- Exercise prompt
Output an exact reproduction of the data.

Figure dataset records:
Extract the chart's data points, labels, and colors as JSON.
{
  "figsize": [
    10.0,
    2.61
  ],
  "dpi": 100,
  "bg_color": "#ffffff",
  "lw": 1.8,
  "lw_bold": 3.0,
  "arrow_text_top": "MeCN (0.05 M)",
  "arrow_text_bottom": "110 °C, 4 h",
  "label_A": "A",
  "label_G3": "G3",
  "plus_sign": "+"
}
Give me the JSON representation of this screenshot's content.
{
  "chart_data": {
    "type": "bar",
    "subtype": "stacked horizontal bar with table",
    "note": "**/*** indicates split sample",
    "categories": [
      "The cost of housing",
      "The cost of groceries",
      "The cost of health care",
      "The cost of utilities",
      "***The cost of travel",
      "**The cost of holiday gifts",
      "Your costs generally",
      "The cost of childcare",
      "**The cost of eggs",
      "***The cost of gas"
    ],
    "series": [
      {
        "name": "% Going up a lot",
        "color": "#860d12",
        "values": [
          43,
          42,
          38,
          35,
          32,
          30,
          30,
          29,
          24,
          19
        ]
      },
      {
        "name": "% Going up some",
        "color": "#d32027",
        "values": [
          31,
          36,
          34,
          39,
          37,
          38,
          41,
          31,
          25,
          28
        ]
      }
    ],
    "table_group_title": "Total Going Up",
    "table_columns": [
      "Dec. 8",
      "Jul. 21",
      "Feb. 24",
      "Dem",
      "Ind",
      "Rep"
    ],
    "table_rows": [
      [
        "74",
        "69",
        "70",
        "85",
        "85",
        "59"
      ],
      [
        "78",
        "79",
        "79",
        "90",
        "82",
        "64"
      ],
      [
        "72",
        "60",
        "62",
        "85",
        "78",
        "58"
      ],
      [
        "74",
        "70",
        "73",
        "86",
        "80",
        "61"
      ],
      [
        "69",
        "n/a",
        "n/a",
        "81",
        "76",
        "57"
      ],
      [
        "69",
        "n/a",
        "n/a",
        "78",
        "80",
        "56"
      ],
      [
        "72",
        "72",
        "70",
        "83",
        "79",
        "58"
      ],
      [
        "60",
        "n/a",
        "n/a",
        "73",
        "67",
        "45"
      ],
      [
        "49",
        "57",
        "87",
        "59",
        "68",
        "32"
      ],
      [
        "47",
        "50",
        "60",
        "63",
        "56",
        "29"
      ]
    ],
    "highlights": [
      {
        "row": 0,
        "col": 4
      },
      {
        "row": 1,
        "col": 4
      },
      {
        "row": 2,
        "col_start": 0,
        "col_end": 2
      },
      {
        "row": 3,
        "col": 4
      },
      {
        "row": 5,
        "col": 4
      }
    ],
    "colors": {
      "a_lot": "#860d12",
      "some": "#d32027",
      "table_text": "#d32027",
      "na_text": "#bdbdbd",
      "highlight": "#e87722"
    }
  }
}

- Final answer
Extract the chart's data points, labels, and colors as JSON.
{
  "figsize": [
    10.0,
    2.61
  ],
  "dpi": 100,
  "bg_color": "#ffffff",
  "lw": 1.8,
  "lw_bold": 3.0,
  "arrow_text_top": "MeCN (0.05 M)",
  "arrow_text_bottom": "110 °C, 4 h",
  "label_A": "A",
  "label_G3": "G3",
  "plus_sign": "+"
}
Give me the JSON representation of this screenshot's content.
{
  "chart_data": {
    "type": "bar",
    "subtype": "stacked horizontal bar with table",
    "note": "**/*** indicates split sample",
    "categories": [
      "The cost of housing",
      "The cost of groceries",
      "The cost of health care",
      "The cost of utilities",
      "***The cost of travel",
      "**The cost of holiday gifts",
      "Your costs generally",
      "The cost of childcare",
      "**The cost of eggs",
      "***The cost of gas"
    ],
    "series": [
      {
        "name": "% Going up a lot",
        "color": "#860d12",
        "values": [
          43,
          42,
          38,
          35,
          32,
          30,
          30,
          29,
          24,
          19
        ]
      },
      {
        "name": "% Going up some",
        "color": "#d32027",
        "values": [
          31,
          36,
          34,
          39,
          37,
          38,
          41,
          31,
          25,
          28
        ]
      }
    ],
    "table_group_title": "Total Going Up",
    "table_columns": [
      "Dec. 8",
      "Jul. 21",
      "Feb. 24",
      "Dem",
      "Ind",
      "Rep"
    ],
    "table_rows": [
      [
        "74",
        "69",
        "70",
        "85",
        "85",
        "59"
      ],
      [
        "78",
        "79",
        "79",
        "90",
        "82",
        "64"
      ],
      [
        "72",
        "60",
        "62",
        "85",
        "78",
        "58"
      ],
      [
        "74",
        "70",
        "73",
        "86",
        "80",
        "61"
      ],
      [
        "69",
        "n/a",
        "n/a",
        "81",
        "76",
        "57"
      ],
      [
        "69",
        "n/a",
        "n/a",
        "78",
        "80",
        "56"
      ],
      [
        "72",
        "72",
        "70",
        "83",
        "79",
        "58"
      ],
      [
        "60",
        "n/a",
        "n/a",
        "73",
        "67",
        "45"
      ],
      [
        "49",
        "57",
        "87",
        "59",
        "68",
        "32"
      ],
      [
        "47",
        "50",
        "60",
        "63",
        "56",
        "29"
      ]
    ],
    "highlights": [
      {
        "row": 0,
        "col": 4
      },
      {
        "row": 1,
        "col": 4
      },
      {
        "row": 2,
        "col_start": 0,
        "col_end": 2
      },
      {
        "row": 3,
        "col": 4
      },
      {
        "row": 5,
        "col": 4
      }
    ],
    "colors": {
      "a_lot": "#860d12",
      "some": "#d32027",
      "table_text": "#d32027",
      "na_text": "#bdbdbd",
      "highlight": "#e87722"
    }
  }
}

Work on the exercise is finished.